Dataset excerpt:

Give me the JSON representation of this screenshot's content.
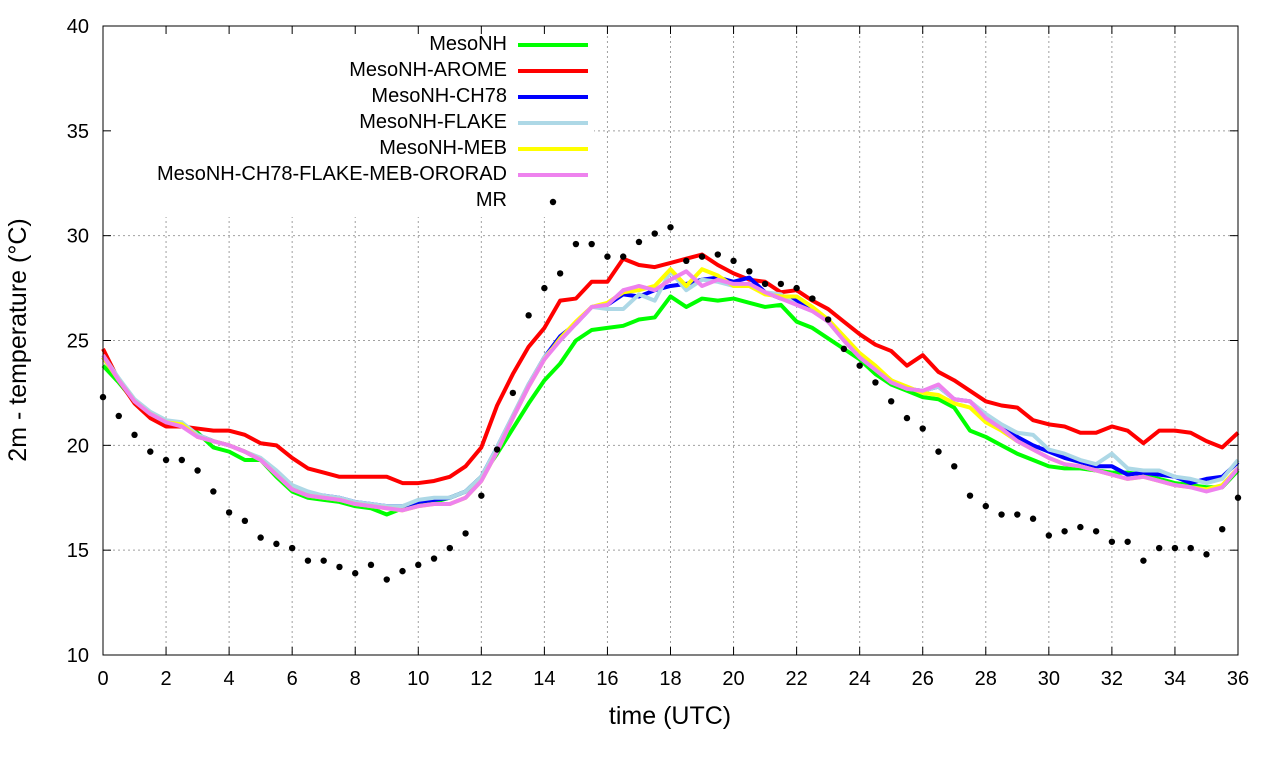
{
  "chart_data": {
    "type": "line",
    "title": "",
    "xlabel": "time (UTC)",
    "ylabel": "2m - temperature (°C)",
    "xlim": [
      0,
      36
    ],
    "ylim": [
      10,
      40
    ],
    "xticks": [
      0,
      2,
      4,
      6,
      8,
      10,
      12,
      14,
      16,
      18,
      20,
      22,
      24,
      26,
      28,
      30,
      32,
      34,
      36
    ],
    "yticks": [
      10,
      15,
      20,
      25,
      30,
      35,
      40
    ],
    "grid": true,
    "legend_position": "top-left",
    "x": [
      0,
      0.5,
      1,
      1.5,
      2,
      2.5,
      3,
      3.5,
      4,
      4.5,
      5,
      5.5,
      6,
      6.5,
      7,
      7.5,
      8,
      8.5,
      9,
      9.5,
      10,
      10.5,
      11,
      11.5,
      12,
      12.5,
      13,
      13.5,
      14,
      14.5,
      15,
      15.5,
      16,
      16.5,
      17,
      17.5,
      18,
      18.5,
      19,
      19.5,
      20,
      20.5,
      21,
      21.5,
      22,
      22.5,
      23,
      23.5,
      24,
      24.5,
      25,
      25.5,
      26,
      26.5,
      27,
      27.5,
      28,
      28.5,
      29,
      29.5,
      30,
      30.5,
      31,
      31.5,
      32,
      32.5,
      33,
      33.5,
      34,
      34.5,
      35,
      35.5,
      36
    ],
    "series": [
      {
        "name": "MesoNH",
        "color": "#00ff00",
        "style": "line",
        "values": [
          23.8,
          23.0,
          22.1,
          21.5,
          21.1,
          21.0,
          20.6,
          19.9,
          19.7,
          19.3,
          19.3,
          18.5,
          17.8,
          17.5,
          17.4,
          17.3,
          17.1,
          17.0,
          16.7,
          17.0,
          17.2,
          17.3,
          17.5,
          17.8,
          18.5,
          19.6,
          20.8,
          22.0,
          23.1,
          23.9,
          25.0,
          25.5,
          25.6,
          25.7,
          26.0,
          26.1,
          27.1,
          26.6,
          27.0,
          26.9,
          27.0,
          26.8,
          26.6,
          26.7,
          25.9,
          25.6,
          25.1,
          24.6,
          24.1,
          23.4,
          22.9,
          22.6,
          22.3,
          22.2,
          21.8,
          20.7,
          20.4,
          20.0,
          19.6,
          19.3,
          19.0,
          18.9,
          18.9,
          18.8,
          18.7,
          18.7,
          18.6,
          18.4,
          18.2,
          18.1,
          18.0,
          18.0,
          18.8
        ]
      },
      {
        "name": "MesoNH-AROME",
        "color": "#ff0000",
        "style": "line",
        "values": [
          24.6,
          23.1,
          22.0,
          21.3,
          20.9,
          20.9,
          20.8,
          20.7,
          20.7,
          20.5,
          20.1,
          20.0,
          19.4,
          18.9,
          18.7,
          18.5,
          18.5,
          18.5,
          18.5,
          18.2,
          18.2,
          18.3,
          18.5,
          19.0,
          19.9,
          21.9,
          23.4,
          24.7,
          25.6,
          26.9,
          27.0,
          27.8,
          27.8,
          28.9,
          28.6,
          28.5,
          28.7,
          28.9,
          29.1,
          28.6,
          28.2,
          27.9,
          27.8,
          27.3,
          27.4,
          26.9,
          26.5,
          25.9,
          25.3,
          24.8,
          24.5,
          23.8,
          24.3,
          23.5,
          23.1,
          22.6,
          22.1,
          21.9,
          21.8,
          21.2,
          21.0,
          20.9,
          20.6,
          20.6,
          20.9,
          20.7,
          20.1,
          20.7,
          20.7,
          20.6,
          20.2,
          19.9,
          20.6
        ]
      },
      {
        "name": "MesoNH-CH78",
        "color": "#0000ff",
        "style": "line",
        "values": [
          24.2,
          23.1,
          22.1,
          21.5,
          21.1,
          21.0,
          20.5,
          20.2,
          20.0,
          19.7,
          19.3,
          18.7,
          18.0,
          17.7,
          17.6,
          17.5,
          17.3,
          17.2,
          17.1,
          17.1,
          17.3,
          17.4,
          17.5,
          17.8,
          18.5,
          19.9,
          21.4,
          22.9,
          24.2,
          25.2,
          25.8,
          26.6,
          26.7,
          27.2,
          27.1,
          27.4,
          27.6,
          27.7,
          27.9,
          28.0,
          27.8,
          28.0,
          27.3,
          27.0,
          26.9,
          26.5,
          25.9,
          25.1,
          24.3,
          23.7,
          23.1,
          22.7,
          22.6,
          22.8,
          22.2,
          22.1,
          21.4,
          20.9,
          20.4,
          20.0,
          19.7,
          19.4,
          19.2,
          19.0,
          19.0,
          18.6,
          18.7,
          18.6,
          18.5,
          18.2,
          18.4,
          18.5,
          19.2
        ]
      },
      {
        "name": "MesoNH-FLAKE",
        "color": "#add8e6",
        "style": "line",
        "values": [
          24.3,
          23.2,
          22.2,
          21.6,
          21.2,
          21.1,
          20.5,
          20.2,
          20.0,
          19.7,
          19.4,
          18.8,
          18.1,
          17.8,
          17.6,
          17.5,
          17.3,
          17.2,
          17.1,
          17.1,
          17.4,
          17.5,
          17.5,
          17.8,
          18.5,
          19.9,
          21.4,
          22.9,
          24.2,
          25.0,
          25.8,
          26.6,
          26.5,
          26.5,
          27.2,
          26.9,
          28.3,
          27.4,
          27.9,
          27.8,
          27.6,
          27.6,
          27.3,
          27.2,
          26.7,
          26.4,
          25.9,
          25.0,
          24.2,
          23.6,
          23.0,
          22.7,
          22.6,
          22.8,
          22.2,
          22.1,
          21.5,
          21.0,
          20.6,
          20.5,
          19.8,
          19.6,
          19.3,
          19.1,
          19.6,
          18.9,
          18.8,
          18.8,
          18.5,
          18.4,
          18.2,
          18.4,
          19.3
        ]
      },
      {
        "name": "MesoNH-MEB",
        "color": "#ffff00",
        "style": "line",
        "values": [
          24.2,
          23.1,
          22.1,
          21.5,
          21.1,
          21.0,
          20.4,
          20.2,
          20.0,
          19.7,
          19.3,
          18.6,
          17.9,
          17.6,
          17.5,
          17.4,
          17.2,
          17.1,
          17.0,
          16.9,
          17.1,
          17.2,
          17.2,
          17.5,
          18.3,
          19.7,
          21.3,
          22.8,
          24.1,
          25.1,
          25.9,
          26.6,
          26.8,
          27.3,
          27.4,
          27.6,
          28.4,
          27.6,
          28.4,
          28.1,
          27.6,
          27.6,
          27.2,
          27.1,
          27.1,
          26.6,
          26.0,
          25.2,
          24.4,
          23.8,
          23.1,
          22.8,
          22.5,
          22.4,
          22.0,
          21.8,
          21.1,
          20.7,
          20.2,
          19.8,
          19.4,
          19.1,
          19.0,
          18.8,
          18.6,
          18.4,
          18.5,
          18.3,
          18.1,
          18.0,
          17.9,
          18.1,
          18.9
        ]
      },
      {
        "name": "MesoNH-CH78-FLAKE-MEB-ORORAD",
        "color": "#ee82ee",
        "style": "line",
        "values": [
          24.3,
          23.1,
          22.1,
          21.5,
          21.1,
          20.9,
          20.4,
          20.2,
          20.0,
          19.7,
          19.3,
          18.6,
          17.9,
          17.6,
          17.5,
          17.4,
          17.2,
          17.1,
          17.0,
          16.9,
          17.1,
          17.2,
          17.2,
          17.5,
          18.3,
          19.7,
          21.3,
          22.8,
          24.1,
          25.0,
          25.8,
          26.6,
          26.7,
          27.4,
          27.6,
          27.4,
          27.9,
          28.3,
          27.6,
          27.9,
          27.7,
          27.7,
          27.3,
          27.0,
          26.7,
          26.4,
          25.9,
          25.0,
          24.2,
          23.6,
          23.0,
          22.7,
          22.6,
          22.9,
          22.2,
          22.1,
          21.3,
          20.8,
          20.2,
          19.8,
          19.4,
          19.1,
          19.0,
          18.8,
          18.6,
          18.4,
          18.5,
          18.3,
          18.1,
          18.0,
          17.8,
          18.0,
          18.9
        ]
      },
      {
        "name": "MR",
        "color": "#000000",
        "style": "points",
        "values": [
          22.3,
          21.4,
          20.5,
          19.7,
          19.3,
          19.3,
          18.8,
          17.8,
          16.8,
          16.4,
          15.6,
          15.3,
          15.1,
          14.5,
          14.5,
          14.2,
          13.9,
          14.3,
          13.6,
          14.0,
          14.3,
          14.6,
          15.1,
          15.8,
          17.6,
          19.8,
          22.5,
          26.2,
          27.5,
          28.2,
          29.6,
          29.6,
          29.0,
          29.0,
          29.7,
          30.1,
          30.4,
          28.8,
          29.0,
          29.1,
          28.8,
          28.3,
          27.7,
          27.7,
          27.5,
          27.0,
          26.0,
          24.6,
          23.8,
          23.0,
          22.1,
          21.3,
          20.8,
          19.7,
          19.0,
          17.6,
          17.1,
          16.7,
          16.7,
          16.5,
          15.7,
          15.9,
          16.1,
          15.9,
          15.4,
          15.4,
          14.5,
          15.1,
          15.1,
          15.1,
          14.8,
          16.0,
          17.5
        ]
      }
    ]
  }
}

To be done ::
In the entries above, count every line containing the word "color". Write only the total.

The answer ::
7